[Rows from a figure dataset]
☆ ☆ ☆ ☆
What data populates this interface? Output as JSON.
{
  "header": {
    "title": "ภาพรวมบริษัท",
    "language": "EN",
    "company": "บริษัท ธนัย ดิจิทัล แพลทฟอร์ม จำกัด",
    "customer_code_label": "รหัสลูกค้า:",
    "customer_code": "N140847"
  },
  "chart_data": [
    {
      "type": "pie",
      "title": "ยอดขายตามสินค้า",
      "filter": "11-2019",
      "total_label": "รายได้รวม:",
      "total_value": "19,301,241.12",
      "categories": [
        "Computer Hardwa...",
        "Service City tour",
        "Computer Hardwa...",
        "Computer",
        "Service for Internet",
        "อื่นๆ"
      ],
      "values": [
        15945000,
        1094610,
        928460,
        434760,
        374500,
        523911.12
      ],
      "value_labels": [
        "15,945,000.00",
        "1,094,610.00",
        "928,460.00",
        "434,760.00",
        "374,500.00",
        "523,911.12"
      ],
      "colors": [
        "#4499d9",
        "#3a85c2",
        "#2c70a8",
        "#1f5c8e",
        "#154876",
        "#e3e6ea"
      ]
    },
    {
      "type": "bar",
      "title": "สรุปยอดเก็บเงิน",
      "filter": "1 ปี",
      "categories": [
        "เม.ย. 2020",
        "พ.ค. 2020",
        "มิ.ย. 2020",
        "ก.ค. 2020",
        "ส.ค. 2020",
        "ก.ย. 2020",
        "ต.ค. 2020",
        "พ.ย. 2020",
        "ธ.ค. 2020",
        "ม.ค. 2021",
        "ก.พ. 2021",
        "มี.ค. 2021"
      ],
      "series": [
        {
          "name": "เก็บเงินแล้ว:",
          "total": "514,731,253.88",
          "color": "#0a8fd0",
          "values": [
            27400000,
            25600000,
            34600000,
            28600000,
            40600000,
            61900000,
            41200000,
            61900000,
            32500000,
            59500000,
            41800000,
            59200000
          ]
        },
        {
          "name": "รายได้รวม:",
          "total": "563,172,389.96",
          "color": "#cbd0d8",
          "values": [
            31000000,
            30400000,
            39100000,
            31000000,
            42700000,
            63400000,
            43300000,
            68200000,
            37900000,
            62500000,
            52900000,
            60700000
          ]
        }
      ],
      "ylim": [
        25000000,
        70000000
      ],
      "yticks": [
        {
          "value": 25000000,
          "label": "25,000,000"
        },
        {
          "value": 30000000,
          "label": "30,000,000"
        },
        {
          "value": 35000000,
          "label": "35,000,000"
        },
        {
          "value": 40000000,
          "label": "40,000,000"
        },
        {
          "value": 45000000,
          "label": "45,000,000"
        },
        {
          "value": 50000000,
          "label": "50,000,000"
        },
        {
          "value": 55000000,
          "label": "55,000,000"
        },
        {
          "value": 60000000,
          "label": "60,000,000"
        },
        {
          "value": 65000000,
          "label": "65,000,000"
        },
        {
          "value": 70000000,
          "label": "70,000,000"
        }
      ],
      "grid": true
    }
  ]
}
☆ ☆ ☆ ☆
→ WHAT YOU ARE ASKED TO DO:
Extract every record and return it verbatim.

→ TASK RESPONSE:
What data populates this interface? Output as JSON.
{
  "header": {
    "title": "ภาพรวมบริษัท",
    "language": "EN",
    "company": "บริษัท ธนัย ดิจิทัล แพลทฟอร์ม จำกัด",
    "customer_code_label": "รหัสลูกค้า:",
    "customer_code": "N140847"
  },
  "chart_data": [
    {
      "type": "pie",
      "title": "ยอดขายตามสินค้า",
      "filter": "11-2019",
      "total_label": "รายได้รวม:",
      "total_value": "19,301,241.12",
      "categories": [
        "Computer Hardwa...",
        "Service City tour",
        "Computer Hardwa...",
        "Computer",
        "Service for Internet",
        "อื่นๆ"
      ],
      "values": [
        15945000,
        1094610,
        928460,
        434760,
        374500,
        523911.12
      ],
      "value_labels": [
        "15,945,000.00",
        "1,094,610.00",
        "928,460.00",
        "434,760.00",
        "374,500.00",
        "523,911.12"
      ],
      "colors": [
        "#4499d9",
        "#3a85c2",
        "#2c70a8",
        "#1f5c8e",
        "#154876",
        "#e3e6ea"
      ]
    },
    {
      "type": "bar",
      "title": "สรุปยอดเก็บเงิน",
      "filter": "1 ปี",
      "categories": [
        "เม.ย. 2020",
        "พ.ค. 2020",
        "มิ.ย. 2020",
        "ก.ค. 2020",
        "ส.ค. 2020",
        "ก.ย. 2020",
        "ต.ค. 2020",
        "พ.ย. 2020",
        "ธ.ค. 2020",
        "ม.ค. 2021",
        "ก.พ. 2021",
        "มี.ค. 2021"
      ],
      "series": [
        {
          "name": "เก็บเงินแล้ว:",
          "total": "514,731,253.88",
          "color": "#0a8fd0",
          "values": [
            27400000,
            25600000,
            34600000,
            28600000,
            40600000,
            61900000,
            41200000,
            61900000,
            32500000,
            59500000,
            41800000,
            59200000
          ]
        },
        {
          "name": "รายได้รวม:",
          "total": "563,172,389.96",
          "color": "#cbd0d8",
          "values": [
            31000000,
            30400000,
            39100000,
            31000000,
            42700000,
            63400000,
            43300000,
            68200000,
            37900000,
            62500000,
            52900000,
            60700000
          ]
        }
      ],
      "ylim": [
        25000000,
        70000000
      ],
      "yticks": [
        {
          "value": 25000000,
          "label": "25,000,000"
        },
        {
          "value": 30000000,
          "label": "30,000,000"
        },
        {
          "value": 35000000,
          "label": "35,000,000"
        },
        {
          "value": 40000000,
          "label": "40,000,000"
        },
        {
          "value": 45000000,
          "label": "45,000,000"
        },
        {
          "value": 50000000,
          "label": "50,000,000"
        },
        {
          "value": 55000000,
          "label": "55,000,000"
        },
        {
          "value": 60000000,
          "label": "60,000,000"
        },
        {
          "value": 65000000,
          "label": "65,000,000"
        },
        {
          "value": 70000000,
          "label": "70,000,000"
        }
      ],
      "grid": true
    }
  ]
}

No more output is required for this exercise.